-------- Provided records

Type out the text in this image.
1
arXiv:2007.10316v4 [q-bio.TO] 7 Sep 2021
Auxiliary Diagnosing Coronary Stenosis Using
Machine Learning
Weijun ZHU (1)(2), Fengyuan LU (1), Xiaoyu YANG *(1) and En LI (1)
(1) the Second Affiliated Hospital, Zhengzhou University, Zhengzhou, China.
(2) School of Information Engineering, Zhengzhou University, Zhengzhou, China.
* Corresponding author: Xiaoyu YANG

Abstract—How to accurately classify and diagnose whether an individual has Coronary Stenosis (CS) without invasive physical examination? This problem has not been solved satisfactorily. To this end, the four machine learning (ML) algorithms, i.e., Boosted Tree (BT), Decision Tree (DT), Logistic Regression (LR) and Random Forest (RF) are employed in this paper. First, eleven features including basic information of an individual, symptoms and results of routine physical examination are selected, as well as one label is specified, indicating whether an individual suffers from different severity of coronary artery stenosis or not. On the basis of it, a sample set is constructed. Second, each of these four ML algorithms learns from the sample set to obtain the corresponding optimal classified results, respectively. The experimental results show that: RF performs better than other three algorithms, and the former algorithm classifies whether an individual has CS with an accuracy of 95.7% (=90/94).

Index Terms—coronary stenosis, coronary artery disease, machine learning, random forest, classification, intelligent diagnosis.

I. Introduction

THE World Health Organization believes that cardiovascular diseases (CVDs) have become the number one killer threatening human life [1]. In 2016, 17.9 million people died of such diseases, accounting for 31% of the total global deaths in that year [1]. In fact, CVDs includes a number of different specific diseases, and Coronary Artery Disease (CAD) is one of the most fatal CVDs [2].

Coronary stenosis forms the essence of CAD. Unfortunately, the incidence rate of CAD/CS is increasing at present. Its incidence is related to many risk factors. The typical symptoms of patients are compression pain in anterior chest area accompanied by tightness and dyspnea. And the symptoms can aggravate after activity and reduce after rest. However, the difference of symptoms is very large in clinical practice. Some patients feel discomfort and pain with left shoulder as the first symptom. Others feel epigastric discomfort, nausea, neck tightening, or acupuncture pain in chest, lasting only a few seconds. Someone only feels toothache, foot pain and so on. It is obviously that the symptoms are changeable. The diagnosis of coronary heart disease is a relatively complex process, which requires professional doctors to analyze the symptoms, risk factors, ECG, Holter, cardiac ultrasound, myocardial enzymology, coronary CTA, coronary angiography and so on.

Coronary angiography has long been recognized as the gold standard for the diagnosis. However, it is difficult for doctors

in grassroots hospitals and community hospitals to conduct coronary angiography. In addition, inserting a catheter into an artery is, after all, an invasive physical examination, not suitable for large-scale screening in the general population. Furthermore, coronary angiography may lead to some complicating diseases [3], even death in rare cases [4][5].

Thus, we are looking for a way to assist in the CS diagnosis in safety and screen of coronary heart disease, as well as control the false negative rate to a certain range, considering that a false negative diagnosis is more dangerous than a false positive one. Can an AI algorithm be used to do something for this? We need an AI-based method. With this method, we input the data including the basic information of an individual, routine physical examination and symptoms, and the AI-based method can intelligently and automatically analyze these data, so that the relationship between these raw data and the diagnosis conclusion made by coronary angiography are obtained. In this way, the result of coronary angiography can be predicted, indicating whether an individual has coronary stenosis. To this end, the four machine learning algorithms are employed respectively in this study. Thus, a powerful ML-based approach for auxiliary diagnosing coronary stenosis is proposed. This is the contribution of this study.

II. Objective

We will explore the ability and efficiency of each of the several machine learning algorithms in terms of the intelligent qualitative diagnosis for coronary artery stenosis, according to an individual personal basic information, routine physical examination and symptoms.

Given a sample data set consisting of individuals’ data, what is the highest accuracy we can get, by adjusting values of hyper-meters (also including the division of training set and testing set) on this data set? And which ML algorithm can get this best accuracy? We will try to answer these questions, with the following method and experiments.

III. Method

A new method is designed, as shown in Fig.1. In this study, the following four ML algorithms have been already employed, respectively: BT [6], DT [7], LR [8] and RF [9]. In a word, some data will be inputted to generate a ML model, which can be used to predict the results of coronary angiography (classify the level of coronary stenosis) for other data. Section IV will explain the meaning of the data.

----------------

### The problem
Filter the data above down to lines with the word "Zhengzhou", and copy them.

### Exercise output
(1) the Second Affiliated Hospital, Zhengzhou University, Zhengzhou, China.
(2) School of Information Engineering, Zhengzhou University, Zhengzhou, China.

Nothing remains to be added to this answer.